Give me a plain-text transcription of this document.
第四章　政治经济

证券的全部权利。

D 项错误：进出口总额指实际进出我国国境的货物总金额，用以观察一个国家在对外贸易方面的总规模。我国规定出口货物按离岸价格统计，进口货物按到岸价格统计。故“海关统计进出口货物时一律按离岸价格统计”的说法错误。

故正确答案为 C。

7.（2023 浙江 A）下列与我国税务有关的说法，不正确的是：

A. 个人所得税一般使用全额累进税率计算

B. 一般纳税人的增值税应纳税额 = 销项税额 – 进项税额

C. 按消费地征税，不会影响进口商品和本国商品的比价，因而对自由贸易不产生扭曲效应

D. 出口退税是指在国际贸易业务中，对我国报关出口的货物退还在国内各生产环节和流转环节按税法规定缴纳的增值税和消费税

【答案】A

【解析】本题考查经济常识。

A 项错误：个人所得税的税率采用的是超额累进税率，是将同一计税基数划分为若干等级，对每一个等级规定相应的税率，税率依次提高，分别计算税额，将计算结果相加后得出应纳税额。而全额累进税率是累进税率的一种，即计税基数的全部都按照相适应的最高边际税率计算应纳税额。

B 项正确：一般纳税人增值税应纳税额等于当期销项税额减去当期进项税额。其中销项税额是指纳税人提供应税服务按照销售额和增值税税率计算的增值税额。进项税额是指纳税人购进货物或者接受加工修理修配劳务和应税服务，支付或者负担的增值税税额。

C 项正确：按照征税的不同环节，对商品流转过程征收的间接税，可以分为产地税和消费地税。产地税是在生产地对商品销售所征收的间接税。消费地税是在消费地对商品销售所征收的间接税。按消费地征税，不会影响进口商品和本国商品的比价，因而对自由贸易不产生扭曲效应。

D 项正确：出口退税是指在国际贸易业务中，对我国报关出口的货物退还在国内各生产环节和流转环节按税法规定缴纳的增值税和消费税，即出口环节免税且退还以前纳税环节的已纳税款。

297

┄┄┄┄┄┄

_What is required_
Every entry above needs to be quoted exactly.

_Correct response_
Give me a plain-text transcription of this document.
第四章　政治经济

证券的全部权利。

D 项错误：进出口总额指实际进出我国国境的货物总金额，用以观察一个国家在对外贸易方面的总规模。我国规定出口货物按离岸价格统计，进口货物按到岸价格统计。故“海关统计进出口货物时一律按离岸价格统计”的说法错误。

故正确答案为 C。

7.（2023 浙江 A）下列与我国税务有关的说法，不正确的是：

A. 个人所得税一般使用全额累进税率计算

B. 一般纳税人的增值税应纳税额 = 销项税额 – 进项税额

C. 按消费地征税，不会影响进口商品和本国商品的比价，因而对自由贸易不产生扭曲效应

D. 出口退税是指在国际贸易业务中，对我国报关出口的货物退还在国内各生产环节和流转环节按税法规定缴纳的增值税和消费税

【答案】A

【解析】本题考查经济常识。

A 项错误：个人所得税的税率采用的是超额累进税率，是将同一计税基数划分为若干等级，对每一个等级规定相应的税率，税率依次提高，分别计算税额，将计算结果相加后得出应纳税额。而全额累进税率是累进税率的一种，即计税基数的全部都按照相适应的最高边际税率计算应纳税额。

B 项正确：一般纳税人增值税应纳税额等于当期销项税额减去当期进项税额。其中销项税额是指纳税人提供应税服务按照销售额和增值税税率计算的增值税额。进项税额是指纳税人购进货物或者接受加工修理修配劳务和应税服务，支付或者负担的增值税税额。

C 项正确：按照征税的不同环节，对商品流转过程征收的间接税，可以分为产地税和消费地税。产地税是在生产地对商品销售所征收的间接税。消费地税是在消费地对商品销售所征收的间接税。按消费地征税，不会影响进口商品和本国商品的比价，因而对自由贸易不产生扭曲效应。

D 项正确：出口退税是指在国际贸易业务中，对我国报关出口的货物退还在国内各生产环节和流转环节按税法规定缴纳的增值税和消费税，即出口环节免税且退还以前纳税环节的已纳税款。

297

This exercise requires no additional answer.